═══ GIVEN DATA ═══
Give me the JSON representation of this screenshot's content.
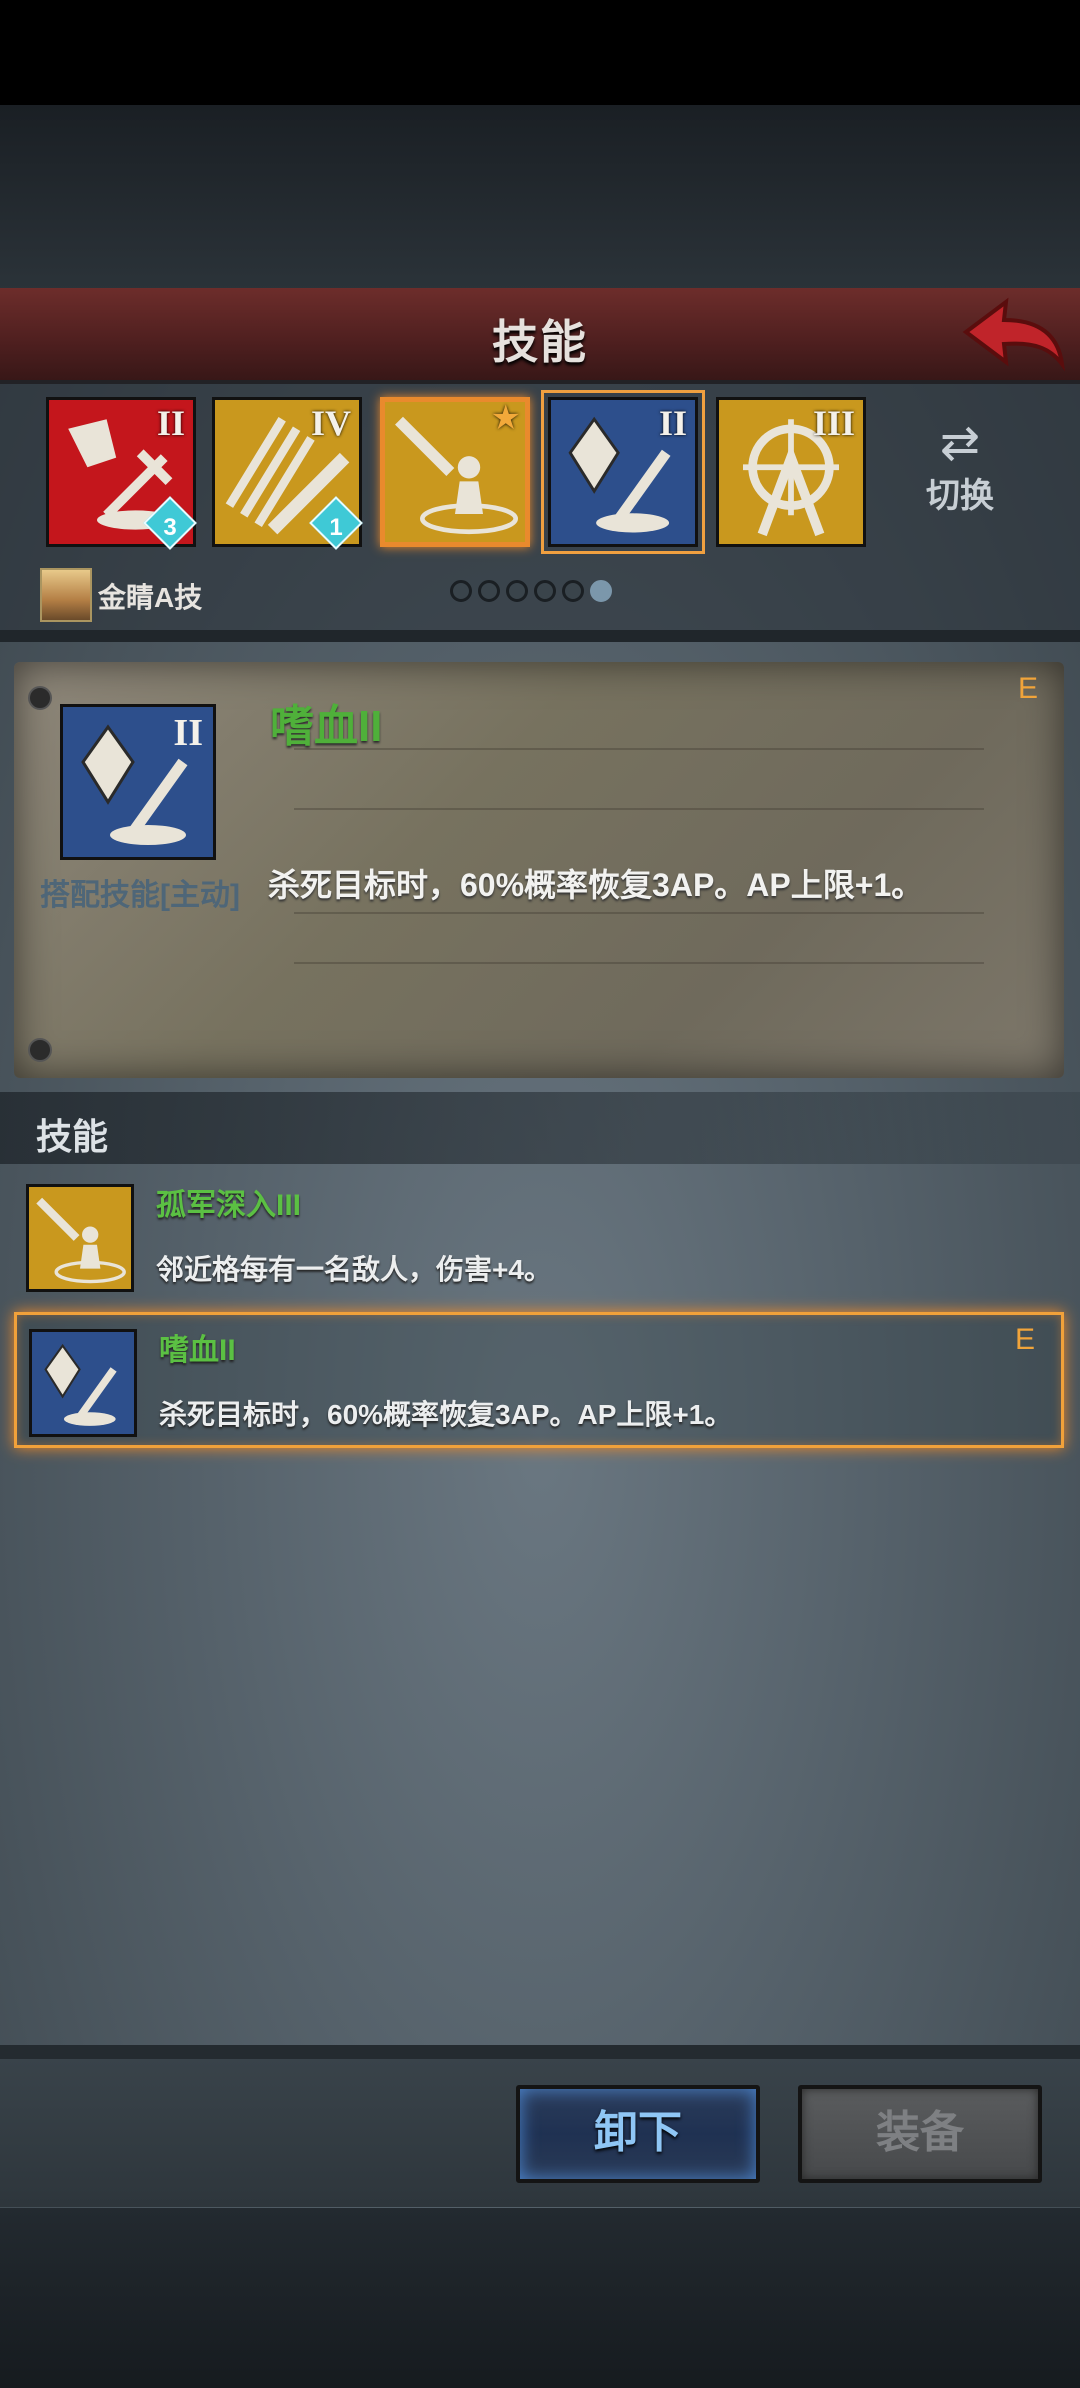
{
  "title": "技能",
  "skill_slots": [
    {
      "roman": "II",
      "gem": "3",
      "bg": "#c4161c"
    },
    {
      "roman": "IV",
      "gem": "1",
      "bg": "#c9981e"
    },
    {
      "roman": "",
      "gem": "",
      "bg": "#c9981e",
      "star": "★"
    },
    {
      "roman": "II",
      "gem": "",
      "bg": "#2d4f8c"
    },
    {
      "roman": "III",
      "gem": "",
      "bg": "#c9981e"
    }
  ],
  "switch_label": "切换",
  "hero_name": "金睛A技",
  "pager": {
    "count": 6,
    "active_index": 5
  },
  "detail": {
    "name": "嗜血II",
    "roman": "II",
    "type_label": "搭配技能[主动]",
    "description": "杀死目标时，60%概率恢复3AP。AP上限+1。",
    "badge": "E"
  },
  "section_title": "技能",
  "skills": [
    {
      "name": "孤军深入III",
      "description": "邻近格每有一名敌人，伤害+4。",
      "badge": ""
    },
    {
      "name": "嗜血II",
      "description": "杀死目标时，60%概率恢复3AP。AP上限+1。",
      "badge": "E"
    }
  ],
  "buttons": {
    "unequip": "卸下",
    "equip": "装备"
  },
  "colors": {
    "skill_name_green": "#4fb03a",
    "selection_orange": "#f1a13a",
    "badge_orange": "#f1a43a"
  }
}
═══
→ **TASK REQUIREMENTS**: Look through the listing and extract every line with "AP上限" in it.

→ **PROBLEM SOLUTION**:
    "description": "杀死目标时，60%概率恢复3AP。AP上限+1。",
      "description": "杀死目标时，60%概率恢复3AP。AP上限+1。",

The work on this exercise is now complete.